> Required task
Check each line of the listing, and copy it if it contains the word "thousands".

● ● ● ● ●

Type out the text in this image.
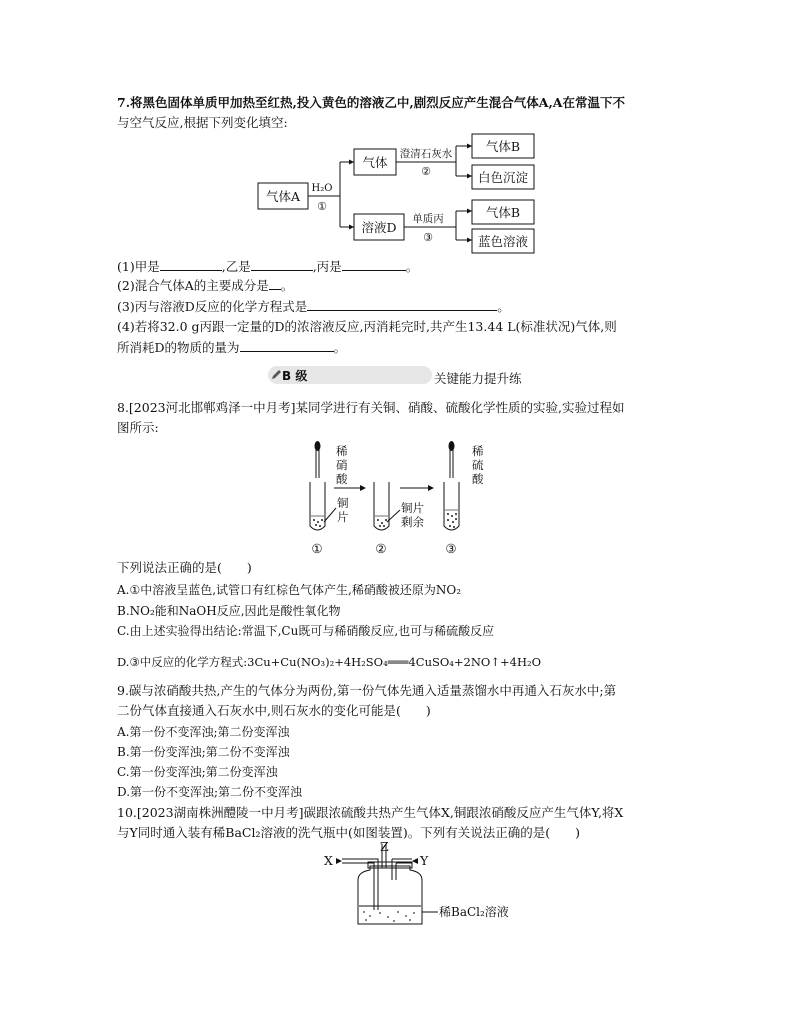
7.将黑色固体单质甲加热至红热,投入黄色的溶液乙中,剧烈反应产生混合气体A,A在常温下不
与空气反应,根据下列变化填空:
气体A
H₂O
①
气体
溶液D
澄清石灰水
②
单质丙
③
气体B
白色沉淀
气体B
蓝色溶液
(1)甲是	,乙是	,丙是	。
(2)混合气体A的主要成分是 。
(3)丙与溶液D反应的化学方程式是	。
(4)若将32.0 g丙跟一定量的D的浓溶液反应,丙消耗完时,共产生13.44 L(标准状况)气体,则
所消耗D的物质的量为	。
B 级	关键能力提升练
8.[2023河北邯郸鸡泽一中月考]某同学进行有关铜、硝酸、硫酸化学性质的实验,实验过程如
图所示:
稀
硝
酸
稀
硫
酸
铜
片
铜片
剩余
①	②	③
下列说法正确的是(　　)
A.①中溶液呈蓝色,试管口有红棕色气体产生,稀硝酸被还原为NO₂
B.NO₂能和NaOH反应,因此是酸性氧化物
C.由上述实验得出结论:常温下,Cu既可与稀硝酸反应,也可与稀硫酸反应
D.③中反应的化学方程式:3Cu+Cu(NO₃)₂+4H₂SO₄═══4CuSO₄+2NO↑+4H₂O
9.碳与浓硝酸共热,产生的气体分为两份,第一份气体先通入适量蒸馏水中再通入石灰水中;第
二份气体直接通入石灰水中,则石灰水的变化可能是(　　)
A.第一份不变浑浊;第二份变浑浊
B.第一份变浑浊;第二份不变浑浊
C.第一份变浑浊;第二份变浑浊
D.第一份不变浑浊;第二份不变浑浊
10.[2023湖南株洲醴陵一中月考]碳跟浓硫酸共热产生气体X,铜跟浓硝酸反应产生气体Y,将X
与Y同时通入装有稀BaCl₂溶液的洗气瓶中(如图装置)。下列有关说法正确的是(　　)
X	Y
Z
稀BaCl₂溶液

● ● ● ● ●

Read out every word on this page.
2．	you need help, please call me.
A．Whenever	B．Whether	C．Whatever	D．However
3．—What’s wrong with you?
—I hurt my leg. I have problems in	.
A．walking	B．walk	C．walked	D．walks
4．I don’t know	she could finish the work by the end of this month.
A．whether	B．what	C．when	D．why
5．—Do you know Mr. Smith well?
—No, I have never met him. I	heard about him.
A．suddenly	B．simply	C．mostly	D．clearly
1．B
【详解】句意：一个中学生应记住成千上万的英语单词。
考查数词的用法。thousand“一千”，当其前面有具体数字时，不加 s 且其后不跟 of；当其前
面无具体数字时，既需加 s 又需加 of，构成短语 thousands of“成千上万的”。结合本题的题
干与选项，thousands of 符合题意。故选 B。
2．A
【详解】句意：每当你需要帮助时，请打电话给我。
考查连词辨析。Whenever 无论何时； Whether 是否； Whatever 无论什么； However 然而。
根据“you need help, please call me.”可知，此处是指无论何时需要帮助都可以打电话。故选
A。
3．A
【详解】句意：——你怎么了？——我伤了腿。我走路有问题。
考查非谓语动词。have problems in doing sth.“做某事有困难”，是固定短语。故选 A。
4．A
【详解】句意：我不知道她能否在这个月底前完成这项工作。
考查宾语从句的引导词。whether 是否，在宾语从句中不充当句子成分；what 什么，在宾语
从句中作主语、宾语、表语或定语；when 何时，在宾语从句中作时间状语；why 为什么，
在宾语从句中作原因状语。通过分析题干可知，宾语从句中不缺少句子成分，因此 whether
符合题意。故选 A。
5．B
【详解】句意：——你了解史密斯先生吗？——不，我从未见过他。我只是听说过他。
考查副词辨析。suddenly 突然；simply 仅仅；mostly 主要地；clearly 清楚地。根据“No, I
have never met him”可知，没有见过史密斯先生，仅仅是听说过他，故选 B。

● ● ● ● ●

> Task result
面无具体数字时，既需加 s 又需加 of，构成短语 thousands of“成千上万的”。结合本题的题
干与选项，thousands of 符合题意。故选 B。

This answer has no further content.